# Data extracts
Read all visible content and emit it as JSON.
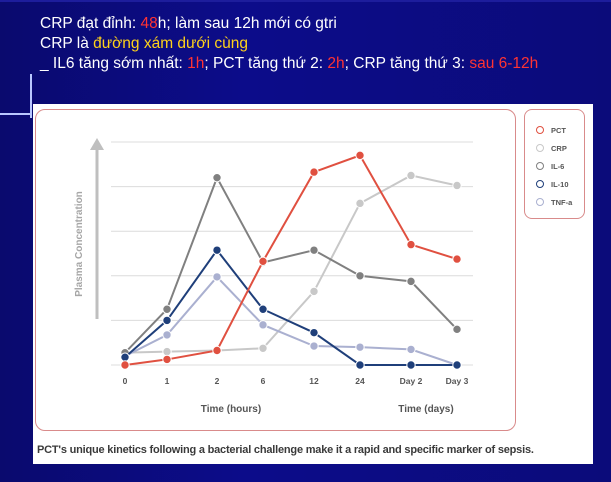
{
  "header": {
    "line1": {
      "a": "CRP đạt đỉnh: ",
      "b": "48",
      "c": "h;  làm sau 12h mới có gtri"
    },
    "line2": {
      "a": "CRP là ",
      "b": "đường xám dưới cùng"
    },
    "line3": {
      "a": "_ IL6 tăng sớm nhất: ",
      "b": "1h",
      "c": "; PCT tăng thứ 2: ",
      "d": "2h",
      "e": "; CRP tăng thứ 3: ",
      "f": "sau 6-12h"
    }
  },
  "caption": "PCT's unique kinetics following a bacterial challenge make it a rapid and specific marker of sepsis.",
  "colors": {
    "red": "#ff3333",
    "yellow": "#ffd21a"
  },
  "chart_data": {
    "type": "line",
    "ylabel": "Plasma Concentration",
    "xlabel_hours": "Time (hours)",
    "xlabel_days": "Time (days)",
    "categories": [
      "0",
      "1",
      "2",
      "6",
      "12",
      "24",
      "Day 2",
      "Day 3"
    ],
    "ylim": [
      0,
      10
    ],
    "grid": true,
    "legend_position": "right",
    "series": [
      {
        "name": "PCT",
        "color": "#e05040",
        "values": [
          0.0,
          0.25,
          0.65,
          4.65,
          8.65,
          9.4,
          5.4,
          4.75
        ]
      },
      {
        "name": "CRP",
        "color": "#c8c8c8",
        "values": [
          0.55,
          0.6,
          0.65,
          0.75,
          3.3,
          7.25,
          8.5,
          8.05
        ]
      },
      {
        "name": "IL-6",
        "color": "#808080",
        "values": [
          0.55,
          2.5,
          8.4,
          4.6,
          5.15,
          4.0,
          3.75,
          1.6
        ]
      },
      {
        "name": "IL-10",
        "color": "#1f3f7a",
        "values": [
          0.35,
          2.0,
          5.15,
          2.5,
          1.45,
          0.0,
          0.0,
          0.0
        ]
      },
      {
        "name": "TNF-a",
        "color": "#aab0d0",
        "values": [
          0.4,
          1.35,
          3.95,
          1.8,
          0.85,
          0.8,
          0.7,
          0.0
        ]
      }
    ]
  }
}
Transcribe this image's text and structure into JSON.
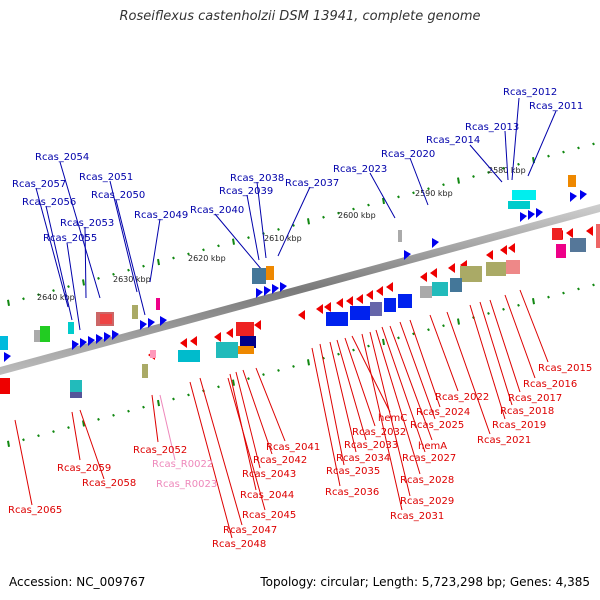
{
  "title": "Roseiflexus castenholzii DSM 13941, complete genome",
  "accession": "Accession: NC_009767",
  "topology": "Topology: circular; Length: 5,723,298 bp; Genes: 4,385",
  "colors": {
    "forward_label": "#0000aa",
    "reverse_label": "#dd0000",
    "rna_label": "#ee88bb",
    "backbone": "#888888",
    "scale_tick": "#118811",
    "forward_gene": "#0000ee",
    "reverse_gene": "#ee0000"
  },
  "kbp_labels": [
    "2580 kbp",
    "2590 kbp",
    "2600 kbp",
    "2610 kbp",
    "2620 kbp",
    "2630 kbp",
    "2640 kbp"
  ],
  "forward_labels": [
    "Rcas_2012",
    "Rcas_2011",
    "Rcas_2013",
    "Rcas_2014",
    "Rcas_2020",
    "Rcas_2023",
    "Rcas_2038",
    "Rcas_2039",
    "Rcas_2037",
    "Rcas_2040",
    "Rcas_2054",
    "Rcas_2051",
    "Rcas_2057",
    "Rcas_2050",
    "Rcas_2056",
    "Rcas_2049",
    "Rcas_2053",
    "Rcas_2055"
  ],
  "reverse_labels": [
    "Rcas_2015",
    "Rcas_2016",
    "Rcas_2017",
    "Rcas_2018",
    "Rcas_2019",
    "Rcas_2021",
    "Rcas_2022",
    "Rcas_2024",
    "Rcas_2025",
    "hemA",
    "Rcas_2027",
    "Rcas_2028",
    "Rcas_2029",
    "Rcas_2031",
    "hemC",
    "Rcas_2032",
    "Rcas_2033",
    "Rcas_2034",
    "Rcas_2035",
    "Rcas_2036",
    "Rcas_2041",
    "Rcas_2042",
    "Rcas_2043",
    "Rcas_2044",
    "Rcas_2045",
    "Rcas_2047",
    "Rcas_2048",
    "Rcas_2052",
    "Rcas_2059",
    "Rcas_2058",
    "Rcas_2065"
  ],
  "rna_labels": [
    "Rcas_R0022",
    "Rcas_R0023"
  ]
}
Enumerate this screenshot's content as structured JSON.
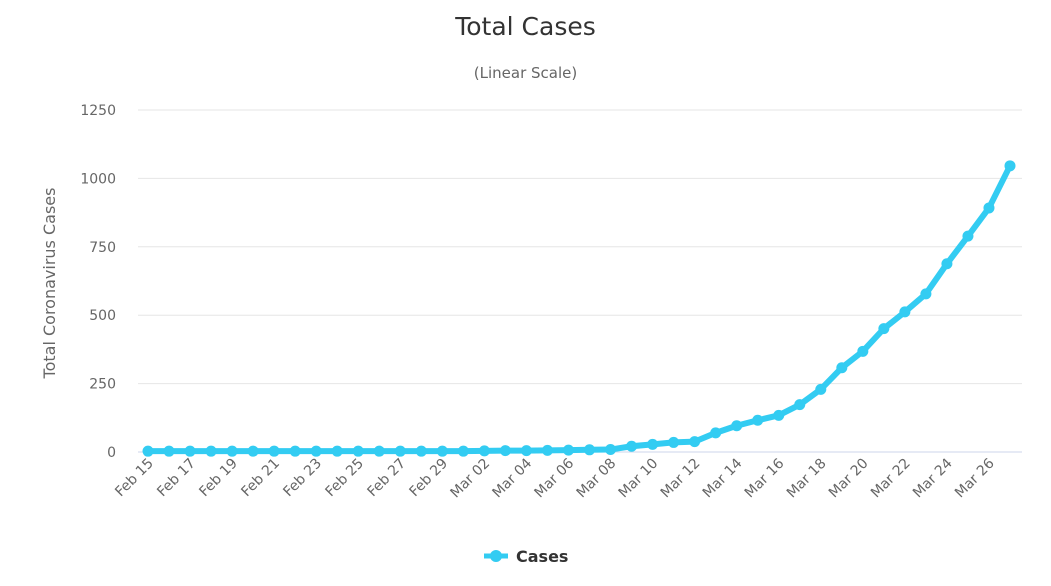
{
  "chart_data": {
    "type": "line",
    "title": "Total Cases",
    "subtitle": "(Linear Scale)",
    "xlabel": "",
    "ylabel": "Total Coronavirus Cases",
    "ylim": [
      0,
      1250
    ],
    "yticks": [
      0,
      250,
      500,
      750,
      1000,
      1250
    ],
    "grid": true,
    "legend_position": "bottom",
    "categories": [
      "Feb 15",
      "Feb 16",
      "Feb 17",
      "Feb 18",
      "Feb 19",
      "Feb 20",
      "Feb 21",
      "Feb 22",
      "Feb 23",
      "Feb 24",
      "Feb 25",
      "Feb 26",
      "Feb 27",
      "Feb 28",
      "Feb 29",
      "Mar 01",
      "Mar 02",
      "Mar 03",
      "Mar 04",
      "Mar 05",
      "Mar 06",
      "Mar 07",
      "Mar 08",
      "Mar 09",
      "Mar 10",
      "Mar 11",
      "Mar 12",
      "Mar 13",
      "Mar 14",
      "Mar 15",
      "Mar 16",
      "Mar 17",
      "Mar 18",
      "Mar 19",
      "Mar 20",
      "Mar 21",
      "Mar 22",
      "Mar 23",
      "Mar 24",
      "Mar 25",
      "Mar 26",
      "Mar 27"
    ],
    "xtick_labels": [
      "Feb 15",
      "Feb 17",
      "Feb 19",
      "Feb 21",
      "Feb 23",
      "Feb 25",
      "Feb 27",
      "Feb 29",
      "Mar 02",
      "Mar 04",
      "Mar 06",
      "Mar 08",
      "Mar 10",
      "Mar 12",
      "Mar 14",
      "Mar 16",
      "Mar 18",
      "Mar 20",
      "Mar 22",
      "Mar 24",
      "Mar 26"
    ],
    "series": [
      {
        "name": "Cases",
        "color": "#33ccf2",
        "values": [
          3,
          3,
          3,
          3,
          3,
          3,
          3,
          3,
          3,
          3,
          3,
          3,
          3,
          3,
          3,
          3,
          4,
          5,
          5,
          6,
          7,
          8,
          9,
          21,
          28,
          35,
          38,
          70,
          96,
          116,
          134,
          173,
          229,
          308,
          368,
          451,
          512,
          578,
          688,
          789,
          892,
          1046
        ]
      }
    ]
  }
}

# What you are asked to do
The response is to be a bare number: the tally of lines in the listing above with the word "Cases".

# The completed task
3